** Start of RECORDS FOR PROCESSING **
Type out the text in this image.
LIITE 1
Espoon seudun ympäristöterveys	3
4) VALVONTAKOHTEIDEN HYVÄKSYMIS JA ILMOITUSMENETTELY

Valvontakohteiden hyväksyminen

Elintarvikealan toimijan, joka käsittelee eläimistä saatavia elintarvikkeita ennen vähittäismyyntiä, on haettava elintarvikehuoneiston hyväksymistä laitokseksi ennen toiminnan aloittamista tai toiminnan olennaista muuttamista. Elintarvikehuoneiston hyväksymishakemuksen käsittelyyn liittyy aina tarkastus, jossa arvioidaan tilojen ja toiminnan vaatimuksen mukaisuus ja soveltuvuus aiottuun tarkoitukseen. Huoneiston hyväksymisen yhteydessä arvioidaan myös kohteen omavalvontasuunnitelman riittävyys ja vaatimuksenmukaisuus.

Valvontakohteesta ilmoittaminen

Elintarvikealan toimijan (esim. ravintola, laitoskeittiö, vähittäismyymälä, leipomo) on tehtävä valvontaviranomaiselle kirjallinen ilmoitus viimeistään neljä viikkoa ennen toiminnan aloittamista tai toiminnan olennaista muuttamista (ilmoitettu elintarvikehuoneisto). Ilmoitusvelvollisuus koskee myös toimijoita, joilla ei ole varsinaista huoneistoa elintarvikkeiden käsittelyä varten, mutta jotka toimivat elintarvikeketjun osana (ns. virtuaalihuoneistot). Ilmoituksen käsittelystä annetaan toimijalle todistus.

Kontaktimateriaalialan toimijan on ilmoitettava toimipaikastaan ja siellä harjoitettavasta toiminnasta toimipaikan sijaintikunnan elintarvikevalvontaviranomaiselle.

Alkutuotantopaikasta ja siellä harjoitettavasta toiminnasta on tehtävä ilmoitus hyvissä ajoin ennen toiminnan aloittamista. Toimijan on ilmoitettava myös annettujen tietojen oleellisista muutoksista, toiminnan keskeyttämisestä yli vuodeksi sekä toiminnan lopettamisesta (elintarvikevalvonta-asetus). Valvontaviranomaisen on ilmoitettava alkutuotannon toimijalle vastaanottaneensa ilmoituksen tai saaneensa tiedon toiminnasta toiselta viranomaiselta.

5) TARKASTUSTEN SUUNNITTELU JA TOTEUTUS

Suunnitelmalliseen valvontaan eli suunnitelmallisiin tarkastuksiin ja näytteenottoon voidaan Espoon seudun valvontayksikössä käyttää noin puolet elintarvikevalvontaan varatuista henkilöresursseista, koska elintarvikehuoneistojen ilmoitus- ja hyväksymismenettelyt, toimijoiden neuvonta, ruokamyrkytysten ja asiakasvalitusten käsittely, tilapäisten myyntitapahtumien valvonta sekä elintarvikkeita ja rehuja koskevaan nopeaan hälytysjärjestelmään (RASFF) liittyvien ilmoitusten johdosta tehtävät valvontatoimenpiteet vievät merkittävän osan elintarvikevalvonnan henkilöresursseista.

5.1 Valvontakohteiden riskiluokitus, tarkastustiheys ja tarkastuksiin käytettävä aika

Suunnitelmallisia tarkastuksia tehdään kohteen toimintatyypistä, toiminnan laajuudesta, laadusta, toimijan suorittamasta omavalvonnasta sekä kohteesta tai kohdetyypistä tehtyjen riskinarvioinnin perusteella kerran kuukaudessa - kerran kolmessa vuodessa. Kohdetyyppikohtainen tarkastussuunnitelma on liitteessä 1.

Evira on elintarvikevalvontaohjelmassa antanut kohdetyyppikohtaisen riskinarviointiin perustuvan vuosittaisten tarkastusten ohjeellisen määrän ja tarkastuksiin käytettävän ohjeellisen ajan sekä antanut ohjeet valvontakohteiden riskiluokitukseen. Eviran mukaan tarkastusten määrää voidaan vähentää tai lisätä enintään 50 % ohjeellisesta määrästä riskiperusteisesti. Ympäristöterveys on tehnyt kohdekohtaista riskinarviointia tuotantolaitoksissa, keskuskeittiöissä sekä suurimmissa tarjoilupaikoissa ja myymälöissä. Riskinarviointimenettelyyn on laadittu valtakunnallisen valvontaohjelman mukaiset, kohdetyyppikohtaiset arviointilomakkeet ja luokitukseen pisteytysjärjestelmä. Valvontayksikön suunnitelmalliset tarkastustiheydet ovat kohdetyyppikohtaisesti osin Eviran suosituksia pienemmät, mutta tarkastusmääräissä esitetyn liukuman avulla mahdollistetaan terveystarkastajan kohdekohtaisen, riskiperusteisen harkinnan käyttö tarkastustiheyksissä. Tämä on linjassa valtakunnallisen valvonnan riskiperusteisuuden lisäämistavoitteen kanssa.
** End of RECORDS FOR PROCESSING **
> THE PROBLEM
Where a line of the data holds "seudun", show that line.

> ANSWER TO THIS EXERCISE
Espoon seudun ympäristöterveys	3
Suunnitelmalliseen valvontaan eli suunnitelmallisiin tarkastuksiin ja näytteenottoon voidaan Espoon seudun valvontayksikössä käyttää noin puolet elintarvikevalvontaan varatuista henkilöresursseista, koska elintarvikehuoneistojen ilmoitus- ja hyväksymismenettelyt, toimijoiden neuvonta, ruokamyrkytysten ja asiakasvalitusten käsittely, tilapäisten myyntitapahtumien valvonta sekä elintarvikkeita ja rehuja koskevaan nopeaan hälytysjärjestelmään (RASFF) liittyvien ilmoitusten johdosta tehtävät valvontatoimenpiteet vievät merkittävän osan elintarvikevalvonnan henkilöresursseista.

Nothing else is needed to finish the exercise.